- What the task asks
Copy out the entries in full and with complete accuracy; pictures are excluded.

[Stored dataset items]
>>>>>
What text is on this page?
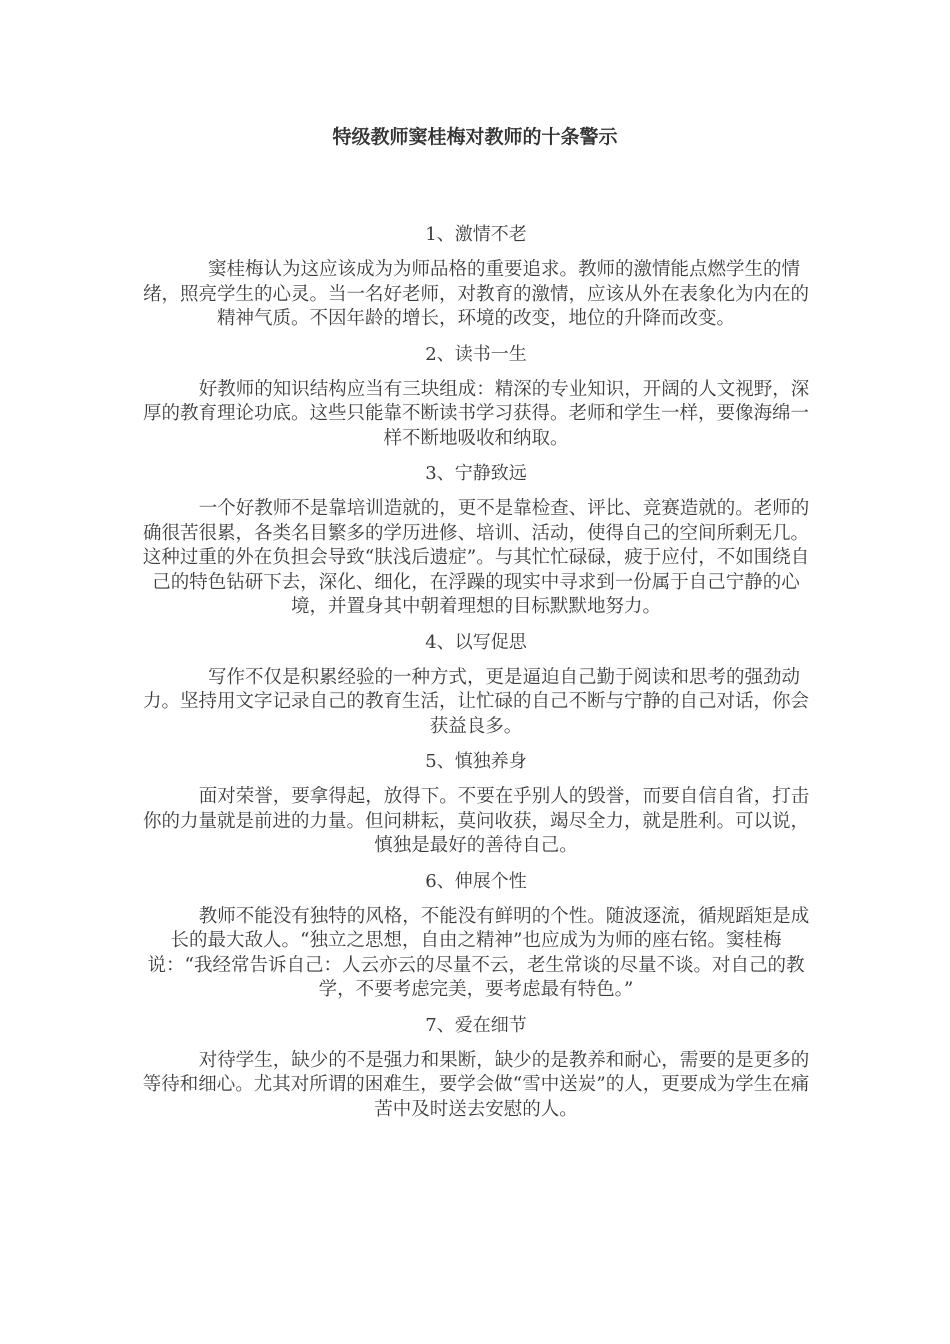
特级教师窦桂梅对教师的十条警示

1、激情不老

窦桂梅认为这应该成为为师品格的重要追求。教师的激情能点燃学生的情绪，照亮学生的心灵。当一名好老师，对教育的激情，应该从外在表象化为内在的精神气质。不因年龄的增长，环境的改变，地位的升降而改变。

2、读书一生

好教师的知识结构应当有三块组成：精深的专业知识，开阔的人文视野，深厚的教育理论功底。这些只能靠不断读书学习获得。老师和学生一样，要像海绵一样不断地吸收和纳取。

3、宁静致远

一个好教师不是靠培训造就的，更不是靠检查、评比、竞赛造就的。老师的确很苦很累，各类名目繁多的学历进修、培训、活动，使得自己的空间所剩无几。这种过重的外在负担会导致“肤浅后遗症”。与其忙忙碌碌，疲于应付，不如围绕自己的特色钻研下去，深化、细化，在浮躁的现实中寻求到一份属于自己宁静的心境，并置身其中朝着理想的目标默默地努力。

4、以写促思

写作不仅是积累经验的一种方式，更是逼迫自己勤于阅读和思考的强劲动力。坚持用文字记录自己的教育生活，让忙碌的自己不断与宁静的自己对话，你会获益良多。

5、慎独养身

面对荣誉，要拿得起，放得下。不要在乎别人的毁誉，而要自信自省，打击你的力量就是前进的力量。但问耕耘，莫问收获，竭尽全力，就是胜利。可以说，慎独是最好的善待自己。

6、伸展个性

教师不能没有独特的风格，不能没有鲜明的个性。随波逐流，循规蹈矩是成长的最大敌人。“独立之思想，自由之精神”也应成为为师的座右铭。窦桂梅说：“我经常告诉自己：人云亦云的尽量不云，老生常谈的尽量不谈。对自己的教学，不要考虑完美，要考虑最有特色。”

7、爱在细节

对待学生，缺少的不是强力和果断，缺少的是教养和耐心，需要的是更多的等待和细心。尤其对所谓的困难生，要学会做“雪中送炭”的人，更要成为学生在痛苦中及时送去安慰的人。
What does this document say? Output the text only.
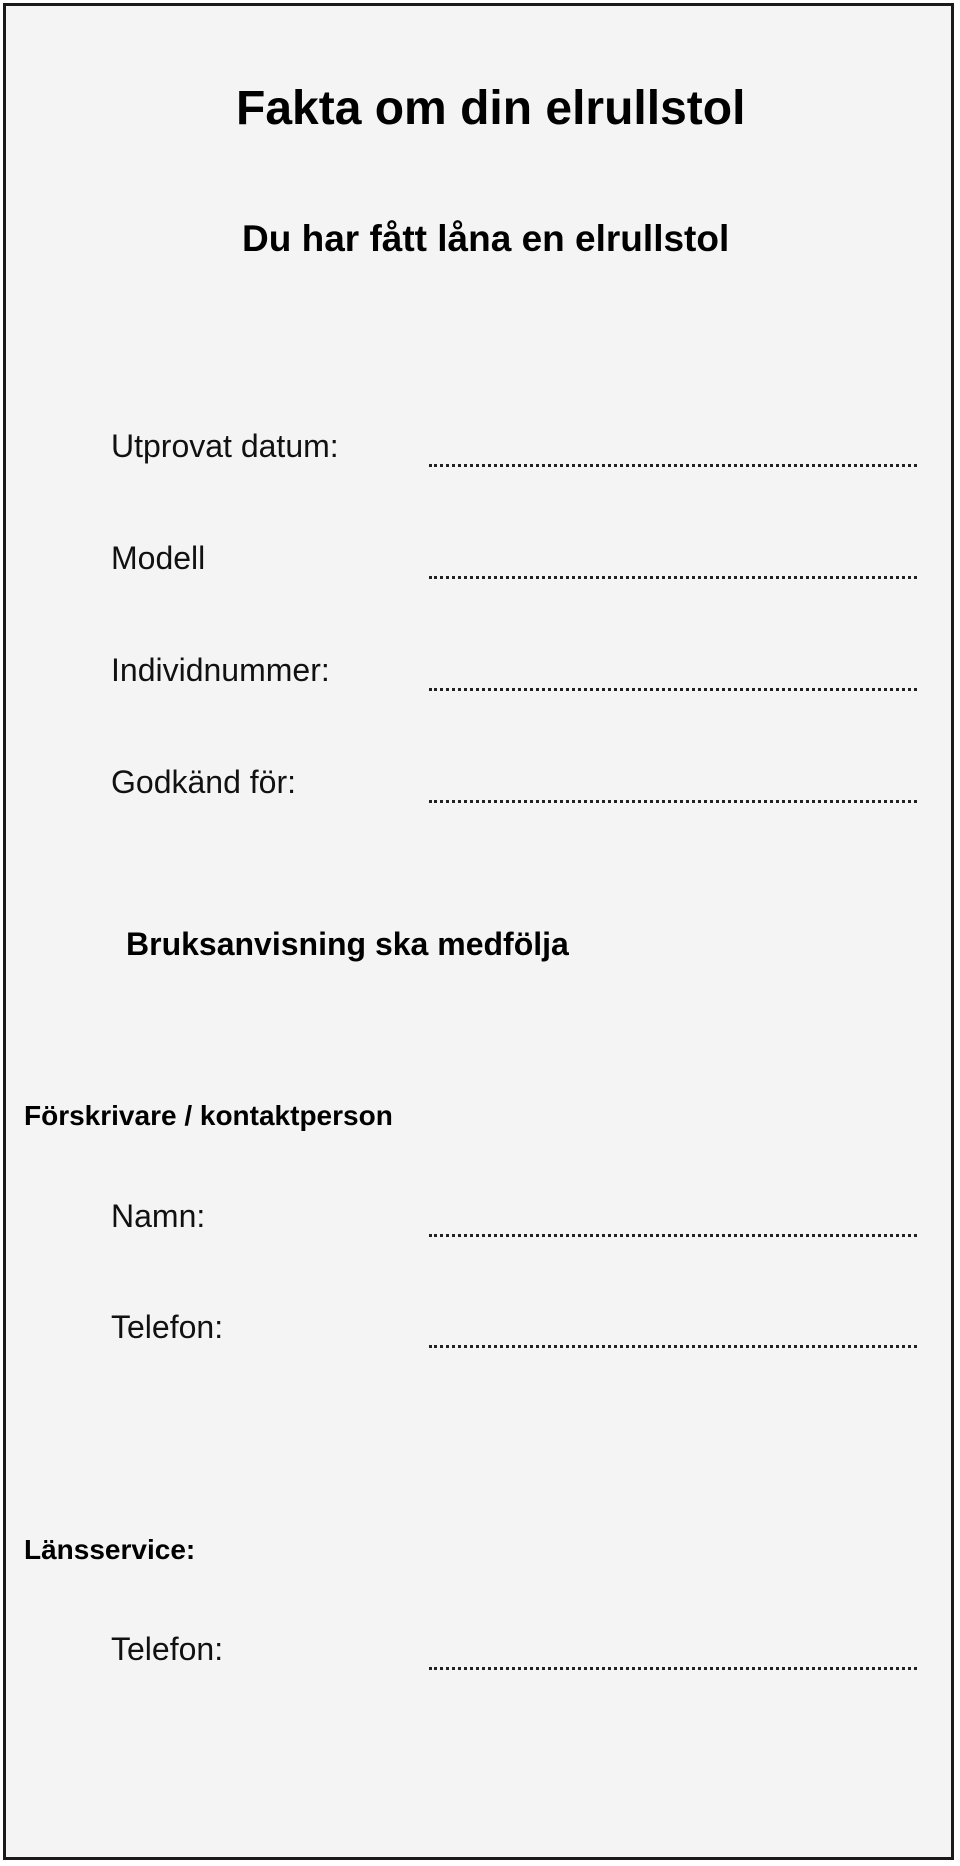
Fakta om din elrullstol
Du har fått låna en elrullstol
Utprovat datum:
Modell
Individnummer:
Godkänd för:
Bruksanvisning ska medfölja
Förskrivare / kontaktperson
Namn:
Telefon:
Länsservice:
Telefon:
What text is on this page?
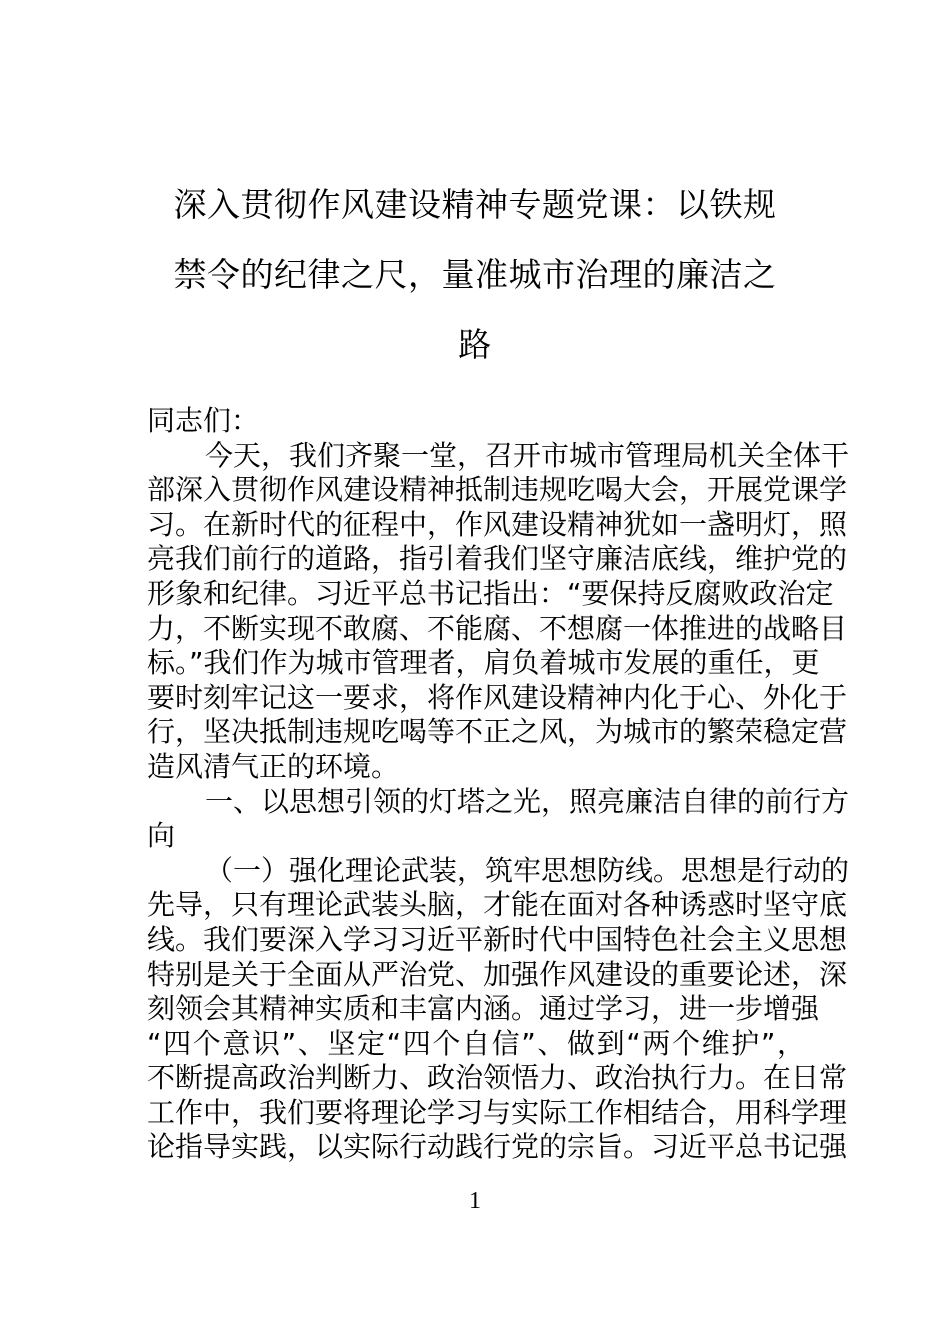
深入贯彻作风建设精神专题党课：以铁规
禁令的纪律之尺，量准城市治理的廉洁之
路
同志们：
今天，我们齐聚一堂，召开市城市管理局机关全体干
部深入贯彻作风建设精神抵制违规吃喝大会，开展党课学
习。在新时代的征程中，作风建设精神犹如一盏明灯，照
亮我们前行的道路，指引着我们坚守廉洁底线，维护党的
形象和纪律。习近平总书记指出：“要保持反腐败政治定
力，不断实现不敢腐、不能腐、不想腐一体推进的战略目
标。”我们作为城市管理者，肩负着城市发展的重任，更
要时刻牢记这一要求，将作风建设精神内化于心、外化于
行，坚决抵制违规吃喝等不正之风，为城市的繁荣稳定营
造风清气正的环境。
一、以思想引领的灯塔之光，照亮廉洁自律的前行方
向
（一）强化理论武装，筑牢思想防线。思想是行动的
先导，只有理论武装头脑，才能在面对各种诱惑时坚守底
线。我们要深入学习习近平新时代中国特色社会主义思想
特别是关于全面从严治党、加强作风建设的重要论述，深
刻领会其精神实质和丰富内涵。通过学习，进一步增强
“四个意识”、坚定“四个自信”、做到“两个维护”，
不断提高政治判断力、政治领悟力、政治执行力。在日常
工作中，我们要将理论学习与实际工作相结合，用科学理
论指导实践，以实际行动践行党的宗旨。习近平总书记强
1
<<<<<
- Task answer
What text is on this page?
特级教师窦桂梅对教师的十条警示

1、激情不老

窦桂梅认为这应该成为为师品格的重要追求。教师的激情能点燃学生的情绪，照亮学生的心灵。当一名好老师，对教育的激情，应该从外在表象化为内在的精神气质。不因年龄的增长，环境的改变，地位的升降而改变。

2、读书一生

好教师的知识结构应当有三块组成：精深的专业知识，开阔的人文视野，深厚的教育理论功底。这些只能靠不断读书学习获得。老师和学生一样，要像海绵一样不断地吸收和纳取。

3、宁静致远

一个好教师不是靠培训造就的，更不是靠检查、评比、竞赛造就的。老师的确很苦很累，各类名目繁多的学历进修、培训、活动，使得自己的空间所剩无几。这种过重的外在负担会导致“肤浅后遗症”。与其忙忙碌碌，疲于应付，不如围绕自己的特色钻研下去，深化、细化，在浮躁的现实中寻求到一份属于自己宁静的心境，并置身其中朝着理想的目标默默地努力。

4、以写促思

写作不仅是积累经验的一种方式，更是逼迫自己勤于阅读和思考的强劲动力。坚持用文字记录自己的教育生活，让忙碌的自己不断与宁静的自己对话，你会获益良多。

5、慎独养身

面对荣誉，要拿得起，放得下。不要在乎别人的毁誉，而要自信自省，打击你的力量就是前进的力量。但问耕耘，莫问收获，竭尽全力，就是胜利。可以说，慎独是最好的善待自己。

6、伸展个性

教师不能没有独特的风格，不能没有鲜明的个性。随波逐流，循规蹈矩是成长的最大敌人。“独立之思想，自由之精神”也应成为为师的座右铭。窦桂梅说：“我经常告诉自己：人云亦云的尽量不云，老生常谈的尽量不谈。对自己的教学，不要考虑完美，要考虑最有特色。”

7、爱在细节

对待学生，缺少的不是强力和果断，缺少的是教养和耐心，需要的是更多的等待和细心。尤其对所谓的困难生，要学会做“雪中送炭”的人，更要成为学生在痛苦中及时送去安慰的人。
What does this document say? Output the text only.
Fakta om din elrullstol
Du har fått låna en elrullstol
Utprovat datum:
Modell
Individnummer:
Godkänd för:
Bruksanvisning ska medfölja
Förskrivare / kontaktperson
Namn:
Telefon:
Länsservice:
Telefon:
What text is on this page?
深入贯彻作风建设精神专题党课：以铁规
禁令的纪律之尺，量准城市治理的廉洁之
路
同志们：
今天，我们齐聚一堂，召开市城市管理局机关全体干
部深入贯彻作风建设精神抵制违规吃喝大会，开展党课学
习。在新时代的征程中，作风建设精神犹如一盏明灯，照
亮我们前行的道路，指引着我们坚守廉洁底线，维护党的
形象和纪律。习近平总书记指出：“要保持反腐败政治定
力，不断实现不敢腐、不能腐、不想腐一体推进的战略目
标。”我们作为城市管理者，肩负着城市发展的重任，更
要时刻牢记这一要求，将作风建设精神内化于心、外化于
行，坚决抵制违规吃喝等不正之风，为城市的繁荣稳定营
造风清气正的环境。
一、以思想引领的灯塔之光，照亮廉洁自律的前行方
向
（一）强化理论武装，筑牢思想防线。思想是行动的
先导，只有理论武装头脑，才能在面对各种诱惑时坚守底
线。我们要深入学习习近平新时代中国特色社会主义思想
特别是关于全面从严治党、加强作风建设的重要论述，深
刻领会其精神实质和丰富内涵。通过学习，进一步增强
“四个意识”、坚定“四个自信”、做到“两个维护”，
不断提高政治判断力、政治领悟力、政治执行力。在日常
工作中，我们要将理论学习与实际工作相结合，用科学理
论指导实践，以实际行动践行党的宗旨。习近平总书记强
1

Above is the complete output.